_TASK PROMPT_:
Express as a JSON list of strings, one string per line and with blank lines omitted, the material starting with the line that contains "List 9 of the" and going on through the line that contains "Itemize the components", both included.

(Element box annotations)
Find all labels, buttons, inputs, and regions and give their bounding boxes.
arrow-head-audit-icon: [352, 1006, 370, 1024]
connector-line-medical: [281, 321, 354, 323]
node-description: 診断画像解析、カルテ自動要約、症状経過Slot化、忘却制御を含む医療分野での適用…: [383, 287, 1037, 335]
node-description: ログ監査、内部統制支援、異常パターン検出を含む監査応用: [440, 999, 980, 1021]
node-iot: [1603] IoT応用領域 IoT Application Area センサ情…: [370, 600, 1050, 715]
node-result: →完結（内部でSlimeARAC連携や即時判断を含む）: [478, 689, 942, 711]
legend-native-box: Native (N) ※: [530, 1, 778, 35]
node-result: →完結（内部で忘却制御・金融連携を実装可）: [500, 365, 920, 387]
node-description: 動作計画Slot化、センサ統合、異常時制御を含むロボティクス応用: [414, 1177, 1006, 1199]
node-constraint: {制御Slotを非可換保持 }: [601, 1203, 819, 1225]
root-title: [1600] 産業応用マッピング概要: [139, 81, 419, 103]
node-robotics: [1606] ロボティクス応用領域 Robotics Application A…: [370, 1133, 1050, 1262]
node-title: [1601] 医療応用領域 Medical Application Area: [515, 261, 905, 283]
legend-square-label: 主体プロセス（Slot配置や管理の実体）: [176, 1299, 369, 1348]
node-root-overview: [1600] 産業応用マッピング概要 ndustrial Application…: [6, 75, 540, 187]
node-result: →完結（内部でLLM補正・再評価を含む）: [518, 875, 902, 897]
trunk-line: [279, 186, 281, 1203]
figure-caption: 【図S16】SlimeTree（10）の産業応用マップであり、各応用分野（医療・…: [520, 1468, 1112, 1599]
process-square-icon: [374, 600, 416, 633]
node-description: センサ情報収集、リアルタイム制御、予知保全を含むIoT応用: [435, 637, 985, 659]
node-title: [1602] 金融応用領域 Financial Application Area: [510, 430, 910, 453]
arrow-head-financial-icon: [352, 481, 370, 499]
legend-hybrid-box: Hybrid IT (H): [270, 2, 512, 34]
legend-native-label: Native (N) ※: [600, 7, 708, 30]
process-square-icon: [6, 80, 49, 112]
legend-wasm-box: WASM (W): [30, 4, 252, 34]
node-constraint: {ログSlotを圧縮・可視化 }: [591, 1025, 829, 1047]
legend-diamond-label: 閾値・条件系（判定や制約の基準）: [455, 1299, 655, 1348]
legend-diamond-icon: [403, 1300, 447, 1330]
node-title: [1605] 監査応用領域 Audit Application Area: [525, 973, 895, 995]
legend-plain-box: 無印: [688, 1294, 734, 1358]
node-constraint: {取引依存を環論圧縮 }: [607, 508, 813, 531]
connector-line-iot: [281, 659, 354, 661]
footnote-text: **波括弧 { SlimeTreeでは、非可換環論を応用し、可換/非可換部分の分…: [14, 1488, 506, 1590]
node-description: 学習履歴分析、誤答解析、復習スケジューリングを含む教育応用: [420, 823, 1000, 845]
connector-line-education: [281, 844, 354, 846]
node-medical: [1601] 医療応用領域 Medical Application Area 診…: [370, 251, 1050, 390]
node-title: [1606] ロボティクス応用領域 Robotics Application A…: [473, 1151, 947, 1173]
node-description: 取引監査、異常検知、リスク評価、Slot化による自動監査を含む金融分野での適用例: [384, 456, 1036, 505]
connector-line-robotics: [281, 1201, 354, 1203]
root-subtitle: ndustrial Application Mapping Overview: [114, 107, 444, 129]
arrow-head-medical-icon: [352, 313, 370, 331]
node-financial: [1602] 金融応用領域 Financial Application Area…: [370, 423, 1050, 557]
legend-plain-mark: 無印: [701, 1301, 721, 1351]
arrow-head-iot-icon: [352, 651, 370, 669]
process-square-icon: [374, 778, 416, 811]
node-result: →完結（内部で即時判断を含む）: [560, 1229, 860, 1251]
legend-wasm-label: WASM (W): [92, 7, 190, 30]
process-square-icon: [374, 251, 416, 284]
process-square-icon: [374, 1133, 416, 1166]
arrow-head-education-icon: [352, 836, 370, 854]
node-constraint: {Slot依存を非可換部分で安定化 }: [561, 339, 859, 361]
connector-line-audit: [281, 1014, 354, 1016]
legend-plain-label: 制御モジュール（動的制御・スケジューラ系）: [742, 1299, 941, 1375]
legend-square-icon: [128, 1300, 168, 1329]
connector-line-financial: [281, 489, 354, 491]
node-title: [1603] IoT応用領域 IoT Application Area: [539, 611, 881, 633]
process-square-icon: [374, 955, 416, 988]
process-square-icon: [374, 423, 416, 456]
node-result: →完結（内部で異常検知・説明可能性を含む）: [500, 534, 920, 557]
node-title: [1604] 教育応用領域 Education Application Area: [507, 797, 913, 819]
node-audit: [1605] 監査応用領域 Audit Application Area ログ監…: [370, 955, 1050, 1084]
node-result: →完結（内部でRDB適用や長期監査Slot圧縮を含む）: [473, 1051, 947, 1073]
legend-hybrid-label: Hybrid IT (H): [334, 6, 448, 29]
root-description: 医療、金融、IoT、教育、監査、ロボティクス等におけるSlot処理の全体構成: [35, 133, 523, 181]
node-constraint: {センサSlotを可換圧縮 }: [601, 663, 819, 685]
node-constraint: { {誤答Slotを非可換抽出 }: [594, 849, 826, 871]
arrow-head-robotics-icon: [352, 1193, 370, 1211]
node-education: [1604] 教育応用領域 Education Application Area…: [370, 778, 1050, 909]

--

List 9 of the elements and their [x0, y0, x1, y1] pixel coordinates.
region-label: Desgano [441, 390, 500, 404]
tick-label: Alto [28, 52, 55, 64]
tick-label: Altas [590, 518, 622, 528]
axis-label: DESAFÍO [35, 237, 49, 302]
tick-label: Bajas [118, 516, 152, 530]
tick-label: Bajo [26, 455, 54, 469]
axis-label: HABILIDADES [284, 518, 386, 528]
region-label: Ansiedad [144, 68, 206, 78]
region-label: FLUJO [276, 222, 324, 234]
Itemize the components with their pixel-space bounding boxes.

_EXERCISE SOLUTION_:
[
  "List 9 of the elements and their [x0, y0, x1, y1] pixel coordinates.",
  "region-label: Desgano [441, 390, 500, 404]",
  "tick-label: Alto [28, 52, 55, 64]",
  "tick-label: Altas [590, 518, 622, 528]",
  "axis-label: DESAFÍO [35, 237, 49, 302]",
  "tick-label: Bajas [118, 516, 152, 530]",
  "tick-label: Bajo [26, 455, 54, 469]",
  "axis-label: HABILIDADES [284, 518, 386, 528]",
  "region-label: Ansiedad [144, 68, 206, 78]",
  "region-label: FLUJO [276, 222, 324, 234]",
  "Itemize the components with their pixel-space bounding boxes."
]